> _PASSAGE PROVIDED_:
◆ ◆ ◆ ◆

6 Time Management Tips for Teachers


Teaching inherently takes up a lot of time. Not only is there the time spent in the classroom, but there’s also the time spent lesson planning, grading, running clubs, keeping up with professional development, attending school functions, and more. As a result, time management for teachers is essential. Not only can it help you get more out of your day, but it can also help you prevent burnout. This is especially important given the record number of teachers experiencing burnout. While there may be structural changes that need to be made on the admin and district level, these time management tips for teachers can help set you up for success ahead of back-to-school.

1. Organize and schedule your priorities for the day.

Setting up a schedule is key to managing your time as a teacher, both during class and outside of it. To organize your schedule, identify what your top, middle, and low priorities are, and write it down if you find that helpful. Next, consider and reflect on your students’ energy and your own throughout the day. Perhaps your students tend to return from recess with a ton of energy. Planning more social activities or active lesson plans to be right after recess could help channel students’ energy into a productive learning moment. 

Varying the types of tasks students complete throughout the day can also be beneficial. Rather than schedule high-priority, high-focus tasks one right after the other, consider alternating them with more restorative activities like a simple art project or quiet reading time. This way, both you and your students have some time to recharge before moving onto the next priority. You can also make sure your students understand what the day’s schedule and priorities are using classroom decor, learning objectives, and bulletin boards.

2. Get things done with to-do lists.

This teacher time management tip may sound basic, but having a to-do list can give you a bird’s eye view of what needs to get done. When writing your list, try to make sure it’s realistic. You can group tasks by what needs to get done daily, weekly, monthly, and yearly in order to help with this. For example, organizing materials may be a daily task, but sending out a parent newsletter might be a weekly or monthly task. 

You can also save time by chunking the same types of tasks together. Checking all of your emails first, then doing all your grading for the day, then doing your parent communication can be faster than switching back and forth among the 3 tasks. If a task on your list sounds overwhelming, however, consider breaking it down into smaller, more manageable steps.

Lastly, consider the importance and impact of the tasks on your list. The time management matrix breaks work down by labeling it as urgent or not urgent, and important or not important. 

This creates 4 categories of work to split your list into:

  • Important-Urgent Tasks, which have set deadlines with clear consequences.
  • Important-Not Urgent Tasks, which contribute to your goals but don’t have set deadlines.
  • Not Important-Urgent Tasks, which have to be done but don’t require your specific skills—making them great tasks to delegate or do in bulk.
  • Not Important-Not Urgent Tasks, which can be distractions if not done in moderation.

While this to-do list will look different for every teacher, this chart can help you narrow your focus to get the most done with your limited time.

3. Establish boundaries around your time — take a break.

Being a teacher is a demanding job, making teacher time management as challenging as it is important. It’s essential to set boundaries around your time and protect your mental health as teaching can sometimes feel like a 24/7 job. Taking personal time for yourself and stress-relieving activities can help stave off burnout. And when you’re rested, you have more energy to teach at your best. Try setting working hours on your calendar and stick to them. You can also block specific chunks of time on your calendar for rest and relaxation, just like you would book a meeting. And it is a meeting – a meeting of your needs.

4. Create routines for yourself.

◆ ◆ ◆ ◆

> _DATA SHOWN_:

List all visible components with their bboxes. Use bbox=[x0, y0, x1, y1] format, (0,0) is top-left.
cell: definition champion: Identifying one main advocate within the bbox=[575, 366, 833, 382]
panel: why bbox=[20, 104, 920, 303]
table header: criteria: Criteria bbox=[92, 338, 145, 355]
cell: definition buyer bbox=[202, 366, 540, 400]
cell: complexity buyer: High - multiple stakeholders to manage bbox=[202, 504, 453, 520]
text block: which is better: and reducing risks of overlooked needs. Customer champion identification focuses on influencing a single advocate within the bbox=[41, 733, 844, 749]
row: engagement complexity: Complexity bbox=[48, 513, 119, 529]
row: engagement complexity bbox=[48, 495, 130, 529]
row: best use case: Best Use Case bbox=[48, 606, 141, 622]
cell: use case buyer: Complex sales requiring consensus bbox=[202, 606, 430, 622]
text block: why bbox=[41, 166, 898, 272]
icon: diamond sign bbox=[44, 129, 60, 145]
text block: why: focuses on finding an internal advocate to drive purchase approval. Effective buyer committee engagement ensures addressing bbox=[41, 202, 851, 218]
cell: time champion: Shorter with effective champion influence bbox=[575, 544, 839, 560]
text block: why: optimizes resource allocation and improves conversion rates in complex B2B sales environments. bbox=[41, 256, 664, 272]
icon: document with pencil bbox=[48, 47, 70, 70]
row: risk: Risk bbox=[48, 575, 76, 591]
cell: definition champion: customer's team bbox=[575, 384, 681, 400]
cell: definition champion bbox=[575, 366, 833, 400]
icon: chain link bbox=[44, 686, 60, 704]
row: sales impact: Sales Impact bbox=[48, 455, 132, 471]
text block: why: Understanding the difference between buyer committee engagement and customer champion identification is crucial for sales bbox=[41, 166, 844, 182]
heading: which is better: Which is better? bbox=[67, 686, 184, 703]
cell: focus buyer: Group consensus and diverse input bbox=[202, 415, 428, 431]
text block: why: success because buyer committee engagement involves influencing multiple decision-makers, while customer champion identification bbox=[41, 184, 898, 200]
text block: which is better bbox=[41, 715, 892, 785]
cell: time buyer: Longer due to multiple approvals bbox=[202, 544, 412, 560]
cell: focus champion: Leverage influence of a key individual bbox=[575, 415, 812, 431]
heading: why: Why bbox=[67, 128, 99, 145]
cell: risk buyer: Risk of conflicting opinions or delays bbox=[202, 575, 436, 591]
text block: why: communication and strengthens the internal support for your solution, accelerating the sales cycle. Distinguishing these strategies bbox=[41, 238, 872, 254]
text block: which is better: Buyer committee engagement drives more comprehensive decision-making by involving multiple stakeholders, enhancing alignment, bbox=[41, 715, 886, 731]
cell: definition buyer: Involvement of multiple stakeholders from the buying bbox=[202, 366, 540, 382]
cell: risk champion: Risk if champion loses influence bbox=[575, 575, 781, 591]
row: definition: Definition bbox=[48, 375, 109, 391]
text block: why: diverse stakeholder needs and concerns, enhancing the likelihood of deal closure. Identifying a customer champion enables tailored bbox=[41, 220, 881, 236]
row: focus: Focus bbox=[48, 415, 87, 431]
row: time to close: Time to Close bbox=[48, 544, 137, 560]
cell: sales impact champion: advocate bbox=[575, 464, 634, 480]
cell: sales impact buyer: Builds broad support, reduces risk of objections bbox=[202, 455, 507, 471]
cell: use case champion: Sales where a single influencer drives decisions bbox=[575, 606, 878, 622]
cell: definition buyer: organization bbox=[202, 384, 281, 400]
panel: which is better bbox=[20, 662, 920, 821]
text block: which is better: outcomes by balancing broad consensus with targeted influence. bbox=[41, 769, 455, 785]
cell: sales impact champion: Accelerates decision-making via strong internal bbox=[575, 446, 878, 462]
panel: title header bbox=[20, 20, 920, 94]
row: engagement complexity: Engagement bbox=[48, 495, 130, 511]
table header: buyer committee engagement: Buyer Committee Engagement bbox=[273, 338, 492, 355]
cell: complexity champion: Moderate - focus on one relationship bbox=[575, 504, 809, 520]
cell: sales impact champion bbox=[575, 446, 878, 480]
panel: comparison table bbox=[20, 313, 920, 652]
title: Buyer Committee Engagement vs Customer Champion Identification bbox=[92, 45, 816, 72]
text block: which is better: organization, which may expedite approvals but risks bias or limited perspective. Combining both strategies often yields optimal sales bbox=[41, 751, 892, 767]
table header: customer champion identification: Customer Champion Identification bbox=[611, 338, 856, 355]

◆ ◆ ◆ ◆

> _REQUIRED ACTIONS_:
A - In the teacher time management article, what two pairs of labels does the time management matrix use to sort work?
B - Translate this sentence from the teacher time management article into Spanish: "Taking personal time for yourself and stress-relieving activities can help stave off burnout."
C - The opening paragraph of the teacher time management article names several activities besides time in the classroom that take up a teacher's time. List every one of them.
The entries play no part in this work.

> _ANSWERS GIVEN_:
A - Urgent or not urgent, and important or not important.

B - Tomarte tiempo personal y hacer actividades que alivien el estrés puede ayudar a evitar el agotamiento.

C -
- Lesson planning
- Grading
- Running clubs
- Keeping up with professional development
- Attending school functions